(WORK TO DO):
Nothing may be dropped or altered: reproduce all the data.

(GIVEN DATA):

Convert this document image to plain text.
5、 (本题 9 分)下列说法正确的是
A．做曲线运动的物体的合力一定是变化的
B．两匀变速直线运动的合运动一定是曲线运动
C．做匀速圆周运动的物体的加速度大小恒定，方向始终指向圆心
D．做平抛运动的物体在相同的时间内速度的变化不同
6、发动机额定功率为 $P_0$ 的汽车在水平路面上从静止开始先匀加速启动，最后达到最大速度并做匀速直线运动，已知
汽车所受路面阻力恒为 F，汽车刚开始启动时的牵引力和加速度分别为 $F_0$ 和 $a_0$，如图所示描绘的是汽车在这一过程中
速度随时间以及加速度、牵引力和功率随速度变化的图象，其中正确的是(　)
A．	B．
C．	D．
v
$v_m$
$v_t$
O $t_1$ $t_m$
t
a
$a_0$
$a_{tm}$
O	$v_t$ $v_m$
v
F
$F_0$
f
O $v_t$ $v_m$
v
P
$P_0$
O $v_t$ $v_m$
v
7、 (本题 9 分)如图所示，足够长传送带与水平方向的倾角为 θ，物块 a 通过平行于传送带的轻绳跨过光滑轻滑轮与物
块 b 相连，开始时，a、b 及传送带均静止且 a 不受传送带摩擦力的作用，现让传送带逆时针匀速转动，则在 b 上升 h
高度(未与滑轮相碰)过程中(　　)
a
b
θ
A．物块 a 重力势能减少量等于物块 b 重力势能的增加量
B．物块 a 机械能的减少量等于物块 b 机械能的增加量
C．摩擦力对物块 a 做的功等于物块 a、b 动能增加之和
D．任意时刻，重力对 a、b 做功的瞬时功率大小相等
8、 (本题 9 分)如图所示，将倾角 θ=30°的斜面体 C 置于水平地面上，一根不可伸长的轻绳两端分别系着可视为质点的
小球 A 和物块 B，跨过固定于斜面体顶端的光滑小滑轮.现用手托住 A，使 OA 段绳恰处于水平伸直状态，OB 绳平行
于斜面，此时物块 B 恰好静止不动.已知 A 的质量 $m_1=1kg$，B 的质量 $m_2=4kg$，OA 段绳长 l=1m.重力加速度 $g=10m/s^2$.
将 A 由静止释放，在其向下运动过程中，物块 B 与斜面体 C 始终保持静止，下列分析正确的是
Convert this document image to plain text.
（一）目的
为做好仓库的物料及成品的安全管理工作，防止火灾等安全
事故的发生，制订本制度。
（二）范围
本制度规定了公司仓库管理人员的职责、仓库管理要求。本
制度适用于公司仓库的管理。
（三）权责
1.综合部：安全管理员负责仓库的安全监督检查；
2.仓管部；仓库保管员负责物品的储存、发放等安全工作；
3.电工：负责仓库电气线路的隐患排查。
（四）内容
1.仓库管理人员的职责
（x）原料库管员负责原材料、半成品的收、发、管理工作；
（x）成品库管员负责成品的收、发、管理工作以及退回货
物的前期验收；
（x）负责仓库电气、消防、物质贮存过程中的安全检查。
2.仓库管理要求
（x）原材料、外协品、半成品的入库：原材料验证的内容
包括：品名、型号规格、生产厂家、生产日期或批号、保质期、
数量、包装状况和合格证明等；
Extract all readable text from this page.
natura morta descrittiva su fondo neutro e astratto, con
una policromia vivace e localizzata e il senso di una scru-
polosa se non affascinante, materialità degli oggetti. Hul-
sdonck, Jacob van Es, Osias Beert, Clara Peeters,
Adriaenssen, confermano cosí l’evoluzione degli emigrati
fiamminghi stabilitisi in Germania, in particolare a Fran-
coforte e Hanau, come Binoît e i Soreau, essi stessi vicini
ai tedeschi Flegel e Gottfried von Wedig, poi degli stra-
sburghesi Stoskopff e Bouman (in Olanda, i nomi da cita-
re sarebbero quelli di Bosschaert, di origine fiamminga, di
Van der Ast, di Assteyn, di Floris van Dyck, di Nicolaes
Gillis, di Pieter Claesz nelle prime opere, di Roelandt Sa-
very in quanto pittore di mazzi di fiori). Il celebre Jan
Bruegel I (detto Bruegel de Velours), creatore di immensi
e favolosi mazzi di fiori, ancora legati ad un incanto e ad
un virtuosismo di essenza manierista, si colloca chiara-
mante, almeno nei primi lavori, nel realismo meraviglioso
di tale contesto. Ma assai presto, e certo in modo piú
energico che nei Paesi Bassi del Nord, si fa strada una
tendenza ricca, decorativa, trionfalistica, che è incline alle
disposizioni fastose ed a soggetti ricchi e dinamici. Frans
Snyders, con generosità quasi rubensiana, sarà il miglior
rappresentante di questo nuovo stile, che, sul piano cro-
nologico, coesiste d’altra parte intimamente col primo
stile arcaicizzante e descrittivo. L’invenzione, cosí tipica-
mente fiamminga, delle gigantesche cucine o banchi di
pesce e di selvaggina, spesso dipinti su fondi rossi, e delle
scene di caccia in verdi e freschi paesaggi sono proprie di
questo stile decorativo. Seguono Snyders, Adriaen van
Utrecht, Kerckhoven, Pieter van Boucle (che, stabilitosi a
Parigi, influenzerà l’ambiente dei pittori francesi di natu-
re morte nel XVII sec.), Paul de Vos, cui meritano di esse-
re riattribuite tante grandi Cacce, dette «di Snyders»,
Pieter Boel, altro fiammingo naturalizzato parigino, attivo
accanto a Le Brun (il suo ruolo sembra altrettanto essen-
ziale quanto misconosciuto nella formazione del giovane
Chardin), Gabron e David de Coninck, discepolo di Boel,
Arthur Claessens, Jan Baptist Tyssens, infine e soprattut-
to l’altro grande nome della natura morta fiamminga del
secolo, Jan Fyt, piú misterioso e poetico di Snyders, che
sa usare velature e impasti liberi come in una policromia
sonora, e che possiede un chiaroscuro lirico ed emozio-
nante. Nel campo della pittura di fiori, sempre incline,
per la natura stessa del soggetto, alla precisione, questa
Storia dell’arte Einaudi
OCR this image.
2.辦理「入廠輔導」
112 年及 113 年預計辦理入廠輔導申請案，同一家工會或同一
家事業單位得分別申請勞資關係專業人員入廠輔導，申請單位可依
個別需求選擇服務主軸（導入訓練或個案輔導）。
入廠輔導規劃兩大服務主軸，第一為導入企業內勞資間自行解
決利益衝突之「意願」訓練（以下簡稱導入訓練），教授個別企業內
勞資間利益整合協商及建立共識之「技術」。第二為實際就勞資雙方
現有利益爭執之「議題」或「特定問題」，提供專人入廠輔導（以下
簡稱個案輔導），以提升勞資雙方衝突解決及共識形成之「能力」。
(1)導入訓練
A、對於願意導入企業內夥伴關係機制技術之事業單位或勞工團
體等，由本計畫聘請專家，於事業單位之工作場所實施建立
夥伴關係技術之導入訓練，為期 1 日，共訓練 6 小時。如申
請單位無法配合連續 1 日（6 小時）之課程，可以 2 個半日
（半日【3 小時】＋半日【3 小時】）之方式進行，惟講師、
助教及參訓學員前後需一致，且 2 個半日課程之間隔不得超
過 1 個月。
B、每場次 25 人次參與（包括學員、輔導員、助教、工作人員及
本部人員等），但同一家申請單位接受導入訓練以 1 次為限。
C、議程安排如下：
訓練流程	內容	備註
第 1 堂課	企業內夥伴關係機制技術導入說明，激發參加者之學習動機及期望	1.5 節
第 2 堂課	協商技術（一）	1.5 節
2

(OUTPUT OF THE EXERCISE):
Convert this document image to plain text.
5、 (本题 9 分)下列说法正确的是
A．做曲线运动的物体的合力一定是变化的
B．两匀变速直线运动的合运动一定是曲线运动
C．做匀速圆周运动的物体的加速度大小恒定，方向始终指向圆心
D．做平抛运动的物体在相同的时间内速度的变化不同
6、发动机额定功率为 $P_0$ 的汽车在水平路面上从静止开始先匀加速启动，最后达到最大速度并做匀速直线运动，已知
汽车所受路面阻力恒为 F，汽车刚开始启动时的牵引力和加速度分别为 $F_0$ 和 $a_0$，如图所示描绘的是汽车在这一过程中
速度随时间以及加速度、牵引力和功率随速度变化的图象，其中正确的是(　)
A．	B．
C．	D．
v
$v_m$
$v_t$
O $t_1$ $t_m$
t
a
$a_0$
$a_{tm}$
O	$v_t$ $v_m$
v
F
$F_0$
f
O $v_t$ $v_m$
v
P
$P_0$
O $v_t$ $v_m$
v
7、 (本题 9 分)如图所示，足够长传送带与水平方向的倾角为 θ，物块 a 通过平行于传送带的轻绳跨过光滑轻滑轮与物
块 b 相连，开始时，a、b 及传送带均静止且 a 不受传送带摩擦力的作用，现让传送带逆时针匀速转动，则在 b 上升 h
高度(未与滑轮相碰)过程中(　　)
a
b
θ
A．物块 a 重力势能减少量等于物块 b 重力势能的增加量
B．物块 a 机械能的减少量等于物块 b 机械能的增加量
C．摩擦力对物块 a 做的功等于物块 a、b 动能增加之和
D．任意时刻，重力对 a、b 做功的瞬时功率大小相等
8、 (本题 9 分)如图所示，将倾角 θ=30°的斜面体 C 置于水平地面上，一根不可伸长的轻绳两端分别系着可视为质点的
小球 A 和物块 B，跨过固定于斜面体顶端的光滑小滑轮.现用手托住 A，使 OA 段绳恰处于水平伸直状态，OB 绳平行
于斜面，此时物块 B 恰好静止不动.已知 A 的质量 $m_1=1kg$，B 的质量 $m_2=4kg$，OA 段绳长 l=1m.重力加速度 $g=10m/s^2$.
将 A 由静止释放，在其向下运动过程中，物块 B 与斜面体 C 始终保持静止，下列分析正确的是
Convert this document image to plain text.
（一）目的
为做好仓库的物料及成品的安全管理工作，防止火灾等安全
事故的发生，制订本制度。
（二）范围
本制度规定了公司仓库管理人员的职责、仓库管理要求。本
制度适用于公司仓库的管理。
（三）权责
1.综合部：安全管理员负责仓库的安全监督检查；
2.仓管部；仓库保管员负责物品的储存、发放等安全工作；
3.电工：负责仓库电气线路的隐患排查。
（四）内容
1.仓库管理人员的职责
（x）原料库管员负责原材料、半成品的收、发、管理工作；
（x）成品库管员负责成品的收、发、管理工作以及退回货
物的前期验收；
（x）负责仓库电气、消防、物质贮存过程中的安全检查。
2.仓库管理要求
（x）原材料、外协品、半成品的入库：原材料验证的内容
包括：品名、型号规格、生产厂家、生产日期或批号、保质期、
数量、包装状况和合格证明等；
Extract all readable text from this page.
natura morta descrittiva su fondo neutro e astratto, con
una policromia vivace e localizzata e il senso di una scru-
polosa se non affascinante, materialità degli oggetti. Hul-
sdonck, Jacob van Es, Osias Beert, Clara Peeters,
Adriaenssen, confermano cosí l’evoluzione degli emigrati
fiamminghi stabilitisi in Germania, in particolare a Fran-
coforte e Hanau, come Binoît e i Soreau, essi stessi vicini
ai tedeschi Flegel e Gottfried von Wedig, poi degli stra-
sburghesi Stoskopff e Bouman (in Olanda, i nomi da cita-
re sarebbero quelli di Bosschaert, di origine fiamminga, di
Van der Ast, di Assteyn, di Floris van Dyck, di Nicolaes
Gillis, di Pieter Claesz nelle prime opere, di Roelandt Sa-
very in quanto pittore di mazzi di fiori). Il celebre Jan
Bruegel I (detto Bruegel de Velours), creatore di immensi
e favolosi mazzi di fiori, ancora legati ad un incanto e ad
un virtuosismo di essenza manierista, si colloca chiara-
mante, almeno nei primi lavori, nel realismo meraviglioso
di tale contesto. Ma assai presto, e certo in modo piú
energico che nei Paesi Bassi del Nord, si fa strada una
tendenza ricca, decorativa, trionfalistica, che è incline alle
disposizioni fastose ed a soggetti ricchi e dinamici. Frans
Snyders, con generosità quasi rubensiana, sarà il miglior
rappresentante di questo nuovo stile, che, sul piano cro-
nologico, coesiste d’altra parte intimamente col primo
stile arcaicizzante e descrittivo. L’invenzione, cosí tipica-
mente fiamminga, delle gigantesche cucine o banchi di
pesce e di selvaggina, spesso dipinti su fondi rossi, e delle
scene di caccia in verdi e freschi paesaggi sono proprie di
questo stile decorativo. Seguono Snyders, Adriaen van
Utrecht, Kerckhoven, Pieter van Boucle (che, stabilitosi a
Parigi, influenzerà l’ambiente dei pittori francesi di natu-
re morte nel XVII sec.), Paul de Vos, cui meritano di esse-
re riattribuite tante grandi Cacce, dette «di Snyders»,
Pieter Boel, altro fiammingo naturalizzato parigino, attivo
accanto a Le Brun (il suo ruolo sembra altrettanto essen-
ziale quanto misconosciuto nella formazione del giovane
Chardin), Gabron e David de Coninck, discepolo di Boel,
Arthur Claessens, Jan Baptist Tyssens, infine e soprattut-
to l’altro grande nome della natura morta fiamminga del
secolo, Jan Fyt, piú misterioso e poetico di Snyders, che
sa usare velature e impasti liberi come in una policromia
sonora, e che possiede un chiaroscuro lirico ed emozio-
nante. Nel campo della pittura di fiori, sempre incline,
per la natura stessa del soggetto, alla precisione, questa
Storia dell’arte Einaudi
OCR this image.
2.辦理「入廠輔導」
112 年及 113 年預計辦理入廠輔導申請案，同一家工會或同一
家事業單位得分別申請勞資關係專業人員入廠輔導，申請單位可依
個別需求選擇服務主軸（導入訓練或個案輔導）。
入廠輔導規劃兩大服務主軸，第一為導入企業內勞資間自行解
決利益衝突之「意願」訓練（以下簡稱導入訓練），教授個別企業內
勞資間利益整合協商及建立共識之「技術」。第二為實際就勞資雙方
現有利益爭執之「議題」或「特定問題」，提供專人入廠輔導（以下
簡稱個案輔導），以提升勞資雙方衝突解決及共識形成之「能力」。
(1)導入訓練
A、對於願意導入企業內夥伴關係機制技術之事業單位或勞工團
體等，由本計畫聘請專家，於事業單位之工作場所實施建立
夥伴關係技術之導入訓練，為期 1 日，共訓練 6 小時。如申
請單位無法配合連續 1 日（6 小時）之課程，可以 2 個半日
（半日【3 小時】＋半日【3 小時】）之方式進行，惟講師、
助教及參訓學員前後需一致，且 2 個半日課程之間隔不得超
過 1 個月。
B、每場次 25 人次參與（包括學員、輔導員、助教、工作人員及
本部人員等），但同一家申請單位接受導入訓練以 1 次為限。
C、議程安排如下：
訓練流程	內容	備註
第 1 堂課	企業內夥伴關係機制技術導入說明，激發參加者之學習動機及期望	1.5 節
第 2 堂課	協商技術（一）	1.5 節
2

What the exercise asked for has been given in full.